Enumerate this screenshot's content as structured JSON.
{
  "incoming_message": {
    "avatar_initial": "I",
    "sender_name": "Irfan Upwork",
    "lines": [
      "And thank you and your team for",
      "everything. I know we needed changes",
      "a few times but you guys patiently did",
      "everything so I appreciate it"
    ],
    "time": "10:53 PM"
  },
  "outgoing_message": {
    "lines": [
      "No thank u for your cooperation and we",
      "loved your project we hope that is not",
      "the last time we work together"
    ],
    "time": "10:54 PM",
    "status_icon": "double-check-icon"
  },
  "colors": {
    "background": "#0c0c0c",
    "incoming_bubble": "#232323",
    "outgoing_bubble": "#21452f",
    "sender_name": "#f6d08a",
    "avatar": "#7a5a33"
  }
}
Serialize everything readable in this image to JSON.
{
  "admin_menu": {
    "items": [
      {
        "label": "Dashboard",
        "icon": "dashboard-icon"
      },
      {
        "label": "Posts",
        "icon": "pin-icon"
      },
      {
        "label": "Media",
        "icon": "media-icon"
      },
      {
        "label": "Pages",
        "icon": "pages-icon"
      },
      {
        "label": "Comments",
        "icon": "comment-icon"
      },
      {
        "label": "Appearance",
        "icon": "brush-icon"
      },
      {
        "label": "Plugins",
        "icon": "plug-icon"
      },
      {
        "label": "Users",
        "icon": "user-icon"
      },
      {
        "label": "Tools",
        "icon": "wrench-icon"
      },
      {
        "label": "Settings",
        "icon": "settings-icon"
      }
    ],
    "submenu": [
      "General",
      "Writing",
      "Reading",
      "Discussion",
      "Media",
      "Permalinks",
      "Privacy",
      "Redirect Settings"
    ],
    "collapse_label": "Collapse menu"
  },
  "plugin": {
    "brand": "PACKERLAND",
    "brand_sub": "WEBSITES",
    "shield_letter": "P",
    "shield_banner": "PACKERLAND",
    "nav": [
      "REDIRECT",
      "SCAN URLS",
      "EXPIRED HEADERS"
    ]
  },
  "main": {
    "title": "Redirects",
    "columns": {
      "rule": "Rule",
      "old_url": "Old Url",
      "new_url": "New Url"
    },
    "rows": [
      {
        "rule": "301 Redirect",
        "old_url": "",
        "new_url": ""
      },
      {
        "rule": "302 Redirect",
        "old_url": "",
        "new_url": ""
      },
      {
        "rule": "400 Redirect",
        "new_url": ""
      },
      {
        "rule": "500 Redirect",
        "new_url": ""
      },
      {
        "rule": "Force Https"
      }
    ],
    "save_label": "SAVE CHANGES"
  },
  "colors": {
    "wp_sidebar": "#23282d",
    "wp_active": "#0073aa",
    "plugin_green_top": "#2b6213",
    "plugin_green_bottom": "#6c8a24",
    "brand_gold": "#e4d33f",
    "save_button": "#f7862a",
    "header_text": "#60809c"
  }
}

....

### Challenge
Output all records verbatim.

### Final result
Enumerate this screenshot's content as structured JSON.
{
  "incoming_message": {
    "avatar_initial": "I",
    "sender_name": "Irfan Upwork",
    "lines": [
      "And thank you and your team for",
      "everything. I know we needed changes",
      "a few times but you guys patiently did",
      "everything so I appreciate it"
    ],
    "time": "10:53 PM"
  },
  "outgoing_message": {
    "lines": [
      "No thank u for your cooperation and we",
      "loved your project we hope that is not",
      "the last time we work together"
    ],
    "time": "10:54 PM",
    "status_icon": "double-check-icon"
  },
  "colors": {
    "background": "#0c0c0c",
    "incoming_bubble": "#232323",
    "outgoing_bubble": "#21452f",
    "sender_name": "#f6d08a",
    "avatar": "#7a5a33"
  }
}
Serialize everything readable in this image to JSON.
{
  "admin_menu": {
    "items": [
      {
        "label": "Dashboard",
        "icon": "dashboard-icon"
      },
      {
        "label": "Posts",
        "icon": "pin-icon"
      },
      {
        "label": "Media",
        "icon": "media-icon"
      },
      {
        "label": "Pages",
        "icon": "pages-icon"
      },
      {
        "label": "Comments",
        "icon": "comment-icon"
      },
      {
        "label": "Appearance",
        "icon": "brush-icon"
      },
      {
        "label": "Plugins",
        "icon": "plug-icon"
      },
      {
        "label": "Users",
        "icon": "user-icon"
      },
      {
        "label": "Tools",
        "icon": "wrench-icon"
      },
      {
        "label": "Settings",
        "icon": "settings-icon"
      }
    ],
    "submenu": [
      "General",
      "Writing",
      "Reading",
      "Discussion",
      "Media",
      "Permalinks",
      "Privacy",
      "Redirect Settings"
    ],
    "collapse_label": "Collapse menu"
  },
  "plugin": {
    "brand": "PACKERLAND",
    "brand_sub": "WEBSITES",
    "shield_letter": "P",
    "shield_banner": "PACKERLAND",
    "nav": [
      "REDIRECT",
      "SCAN URLS",
      "EXPIRED HEADERS"
    ]
  },
  "main": {
    "title": "Redirects",
    "columns": {
      "rule": "Rule",
      "old_url": "Old Url",
      "new_url": "New Url"
    },
    "rows": [
      {
        "rule": "301 Redirect",
        "old_url": "",
        "new_url": ""
      },
      {
        "rule": "302 Redirect",
        "old_url": "",
        "new_url": ""
      },
      {
        "rule": "400 Redirect",
        "new_url": ""
      },
      {
        "rule": "500 Redirect",
        "new_url": ""
      },
      {
        "rule": "Force Https"
      }
    ],
    "save_label": "SAVE CHANGES"
  },
  "colors": {
    "wp_sidebar": "#23282d",
    "wp_active": "#0073aa",
    "plugin_green_top": "#2b6213",
    "plugin_green_bottom": "#6c8a24",
    "brand_gold": "#e4d33f",
    "save_button": "#f7862a",
    "header_text": "#60809c"
  }
}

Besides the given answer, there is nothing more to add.